小池百合子都知事。国にコロナ政策の全体像を示すように要望書をたびたび提出している。
小池百合子都知事。国にコロナ政策の全体像を示すように要望書をたびたび提出している。

 しかし、こうした見直しについて現場からは不安の声が上がっている。先の小坂院長はこう語る。

「全数把握の見直しについて、首相は『全数把握が医療現場や保健所の負担になっているから』という理由を述べていますが、医学的な見地からの説明はありません。経済など他の要因からかじを切ったようにも見え、不安を感じます。『コロナは今では普通の風邪』といった意見もありますが、後遺症のことはまだよくわかっておらず、慎重な対応が求められます。また現在は、オーストラリアでインフルエンザが流行しており、日本でも『第8波』と同時に流行する可能性がある。対応できる医療体制が整えられているかも示し切れていません」

 同じような声は、自治体からも上がっている。

 9月1日、東京都の「新型コロナウイルス感染症モニタリング会議」で小池百合子都知事は、政府に対して「基本的な方向性をはっきりと示し、国民と共有してほしい」と要望書を出したことを報告した。さらに14日にも要望書を提出している。AERA dot.が入手した要望書にはこう記されている。

<感染症法上の措置を緩和したが、新型コロナウイルスに係る感染症法上の位置付けは変更されていない。新型コロナウイルスの特性を踏まえて、感染症法上の位置付けについても早急に検討すること。また、併せて特措法上の位置付けについても、実態に応じた見直しを行うこと>

<現在の基本的対処方針は、これまで数次の変更を経ているものの、基本的には昨年 11 月に決定した「次の感染拡大に向けた安心確保のための取組の全体像」をベースにした内容となっている。(中略)オミクロン株の特性を踏まえ、基本的対処方針等を全面的に改訂すること>

 その他にも<インフルエンザ等の同時流行への対応>、<国所管の公的病院において、中等症以上の高齢患者を積極的に受け入れること>といった要望が出されている。これらの要望の根底にあるのは、政府がコロナ対応の全体像を示し切れていないという懸念があることだ。

課題:
1. 抜粋文の「全数把握の見直しについて」で始まる段落を、おもな事実を残して短い箇条書きに直せ。
2. 抜粋文のうち、「同じような声は、自治体からも上がっている。」を含む語句で始まり「要望書にはこう記されている。」で終わる部分を、「自治体」を「地方公共団体」に差し替えて書け。
この後の記録を見る必要はない。

提示記録:
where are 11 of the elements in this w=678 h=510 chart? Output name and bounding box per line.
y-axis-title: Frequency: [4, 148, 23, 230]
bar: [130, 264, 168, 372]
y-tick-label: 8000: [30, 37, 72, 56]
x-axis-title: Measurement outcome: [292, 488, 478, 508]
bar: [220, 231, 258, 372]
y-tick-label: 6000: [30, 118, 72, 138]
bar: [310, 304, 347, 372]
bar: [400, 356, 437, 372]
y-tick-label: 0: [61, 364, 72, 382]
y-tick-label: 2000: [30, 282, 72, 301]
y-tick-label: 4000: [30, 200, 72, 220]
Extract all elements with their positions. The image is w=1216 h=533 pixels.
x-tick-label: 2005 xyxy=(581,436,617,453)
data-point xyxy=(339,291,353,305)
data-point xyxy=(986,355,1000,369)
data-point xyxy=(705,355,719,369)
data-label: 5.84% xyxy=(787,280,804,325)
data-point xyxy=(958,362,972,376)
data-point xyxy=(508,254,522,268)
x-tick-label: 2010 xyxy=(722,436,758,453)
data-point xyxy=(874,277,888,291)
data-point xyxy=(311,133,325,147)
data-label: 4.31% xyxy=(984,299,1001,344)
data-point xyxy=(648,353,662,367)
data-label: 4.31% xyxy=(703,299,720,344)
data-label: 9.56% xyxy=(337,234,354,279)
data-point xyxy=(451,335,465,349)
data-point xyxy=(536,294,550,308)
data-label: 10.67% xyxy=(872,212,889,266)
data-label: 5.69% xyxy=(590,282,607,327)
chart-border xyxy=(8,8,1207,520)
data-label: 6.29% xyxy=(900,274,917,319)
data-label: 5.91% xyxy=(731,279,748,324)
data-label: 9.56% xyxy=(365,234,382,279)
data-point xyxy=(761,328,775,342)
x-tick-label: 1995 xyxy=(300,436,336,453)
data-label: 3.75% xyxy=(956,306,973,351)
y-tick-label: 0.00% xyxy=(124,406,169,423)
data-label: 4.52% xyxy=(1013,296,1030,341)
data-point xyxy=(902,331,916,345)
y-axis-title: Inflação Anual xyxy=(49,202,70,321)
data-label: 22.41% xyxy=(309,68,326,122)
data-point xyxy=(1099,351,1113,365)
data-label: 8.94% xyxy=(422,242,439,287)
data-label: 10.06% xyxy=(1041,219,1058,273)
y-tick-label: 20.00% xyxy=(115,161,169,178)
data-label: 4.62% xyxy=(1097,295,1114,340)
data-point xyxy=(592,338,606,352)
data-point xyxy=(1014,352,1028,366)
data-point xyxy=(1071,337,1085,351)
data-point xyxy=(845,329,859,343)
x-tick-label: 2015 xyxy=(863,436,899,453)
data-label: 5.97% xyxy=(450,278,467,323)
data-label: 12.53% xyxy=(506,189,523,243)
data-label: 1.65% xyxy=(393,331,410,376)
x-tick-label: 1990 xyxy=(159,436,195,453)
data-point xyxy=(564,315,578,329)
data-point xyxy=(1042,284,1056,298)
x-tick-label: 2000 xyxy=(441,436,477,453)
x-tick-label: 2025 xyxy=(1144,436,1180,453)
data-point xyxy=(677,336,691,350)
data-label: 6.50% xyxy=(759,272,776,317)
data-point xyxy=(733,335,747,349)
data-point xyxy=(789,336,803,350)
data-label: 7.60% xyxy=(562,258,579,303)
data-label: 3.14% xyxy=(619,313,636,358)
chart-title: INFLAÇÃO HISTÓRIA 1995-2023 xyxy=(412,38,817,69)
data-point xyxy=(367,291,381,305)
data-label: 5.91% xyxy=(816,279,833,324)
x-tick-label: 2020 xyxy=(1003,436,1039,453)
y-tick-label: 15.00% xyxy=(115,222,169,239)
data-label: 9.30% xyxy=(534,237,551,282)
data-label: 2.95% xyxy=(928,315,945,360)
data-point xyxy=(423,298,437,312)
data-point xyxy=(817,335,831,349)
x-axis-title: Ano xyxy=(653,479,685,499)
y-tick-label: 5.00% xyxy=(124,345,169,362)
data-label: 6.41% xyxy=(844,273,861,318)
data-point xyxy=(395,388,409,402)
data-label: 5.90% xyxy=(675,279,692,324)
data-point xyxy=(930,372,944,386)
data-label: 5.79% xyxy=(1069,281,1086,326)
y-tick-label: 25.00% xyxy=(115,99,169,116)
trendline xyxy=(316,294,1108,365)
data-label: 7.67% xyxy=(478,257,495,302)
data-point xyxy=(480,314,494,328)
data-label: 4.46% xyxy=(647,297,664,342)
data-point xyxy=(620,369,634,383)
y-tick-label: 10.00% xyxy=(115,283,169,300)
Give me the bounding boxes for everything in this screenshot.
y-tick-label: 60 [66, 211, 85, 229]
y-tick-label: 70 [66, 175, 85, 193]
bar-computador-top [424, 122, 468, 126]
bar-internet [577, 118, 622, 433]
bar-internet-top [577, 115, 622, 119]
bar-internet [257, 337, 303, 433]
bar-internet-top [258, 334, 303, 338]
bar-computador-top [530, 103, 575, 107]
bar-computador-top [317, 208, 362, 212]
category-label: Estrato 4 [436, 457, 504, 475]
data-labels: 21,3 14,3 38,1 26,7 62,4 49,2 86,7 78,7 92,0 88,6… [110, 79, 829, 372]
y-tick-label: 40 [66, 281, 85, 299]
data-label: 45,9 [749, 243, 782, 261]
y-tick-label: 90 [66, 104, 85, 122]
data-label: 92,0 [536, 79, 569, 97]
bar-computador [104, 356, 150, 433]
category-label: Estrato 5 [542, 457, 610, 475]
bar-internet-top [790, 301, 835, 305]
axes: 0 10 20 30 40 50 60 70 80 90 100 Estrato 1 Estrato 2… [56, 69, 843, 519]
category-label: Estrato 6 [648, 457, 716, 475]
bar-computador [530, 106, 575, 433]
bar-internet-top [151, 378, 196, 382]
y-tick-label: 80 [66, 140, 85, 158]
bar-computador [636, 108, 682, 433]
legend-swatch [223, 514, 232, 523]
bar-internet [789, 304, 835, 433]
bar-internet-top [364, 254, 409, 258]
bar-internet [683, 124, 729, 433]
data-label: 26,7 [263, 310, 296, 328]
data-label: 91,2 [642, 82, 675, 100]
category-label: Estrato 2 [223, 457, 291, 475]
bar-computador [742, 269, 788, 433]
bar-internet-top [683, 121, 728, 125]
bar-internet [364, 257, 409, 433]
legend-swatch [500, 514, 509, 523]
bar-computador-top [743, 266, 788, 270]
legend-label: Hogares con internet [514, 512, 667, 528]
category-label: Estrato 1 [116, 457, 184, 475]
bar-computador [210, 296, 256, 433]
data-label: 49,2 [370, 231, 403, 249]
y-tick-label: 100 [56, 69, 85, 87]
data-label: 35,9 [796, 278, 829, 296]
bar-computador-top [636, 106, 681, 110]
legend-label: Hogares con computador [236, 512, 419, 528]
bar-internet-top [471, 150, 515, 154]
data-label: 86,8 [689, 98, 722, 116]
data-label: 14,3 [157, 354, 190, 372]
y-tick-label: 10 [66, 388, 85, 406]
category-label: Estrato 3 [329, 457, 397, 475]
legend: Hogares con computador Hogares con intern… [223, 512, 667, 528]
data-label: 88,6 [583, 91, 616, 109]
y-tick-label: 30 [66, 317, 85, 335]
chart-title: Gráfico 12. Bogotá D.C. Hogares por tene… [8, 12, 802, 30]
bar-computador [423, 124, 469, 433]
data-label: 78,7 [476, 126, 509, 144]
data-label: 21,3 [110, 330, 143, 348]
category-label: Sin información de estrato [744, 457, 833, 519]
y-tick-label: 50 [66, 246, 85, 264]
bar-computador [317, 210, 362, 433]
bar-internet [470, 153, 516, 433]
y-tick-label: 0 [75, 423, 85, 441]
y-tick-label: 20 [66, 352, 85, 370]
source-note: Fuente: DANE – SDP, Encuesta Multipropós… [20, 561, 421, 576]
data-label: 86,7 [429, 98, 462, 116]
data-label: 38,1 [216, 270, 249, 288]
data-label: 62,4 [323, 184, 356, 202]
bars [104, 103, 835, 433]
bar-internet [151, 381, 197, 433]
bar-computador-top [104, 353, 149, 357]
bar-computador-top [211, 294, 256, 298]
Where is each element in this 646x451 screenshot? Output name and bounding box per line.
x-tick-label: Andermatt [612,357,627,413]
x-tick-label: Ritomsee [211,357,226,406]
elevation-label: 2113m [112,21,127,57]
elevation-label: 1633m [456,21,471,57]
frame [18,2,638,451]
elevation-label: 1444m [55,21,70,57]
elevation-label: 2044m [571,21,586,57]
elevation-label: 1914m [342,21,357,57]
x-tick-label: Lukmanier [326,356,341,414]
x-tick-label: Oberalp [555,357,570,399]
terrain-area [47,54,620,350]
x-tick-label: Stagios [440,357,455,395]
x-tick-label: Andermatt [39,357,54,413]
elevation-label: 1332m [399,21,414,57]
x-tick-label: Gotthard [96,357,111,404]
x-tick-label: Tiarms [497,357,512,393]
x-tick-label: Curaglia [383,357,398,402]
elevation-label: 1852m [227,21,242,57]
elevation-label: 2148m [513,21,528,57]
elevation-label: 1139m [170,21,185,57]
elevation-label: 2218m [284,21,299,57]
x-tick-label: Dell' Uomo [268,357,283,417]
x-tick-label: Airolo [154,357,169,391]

解答:
1.
- 首相は、全数把握が医療現場や保健所の負担になっていることを見直しの理由に挙げているが、医学的な見地からの説明はない。
- 経済など他の要因から方針を変えたようにも見え、不安がある。
- 「コロナは今では普通の風邪」という意見もあるが、後遺症はまだよくわかっておらず、慎重な対応が求められる。
- オーストラリアでインフルエンザが流行しており、日本でも「第8波」と同時に流行する可能性がある。
- それに対応できる医療体制が整っているかも示されていない。

2.
同じような声は、地方公共団体からも上がっている。

 9月1日、東京都の「新型コロナウイルス感染症モニタリング会議」で小池百合子都知事は、政府に対して「基本的な方向性をはっきりと示し、国民と共有してほしい」と要望書を出したことを報告した。さらに14日にも要望書を提出している。AERA dot.が入手した要望書にはこう記されている。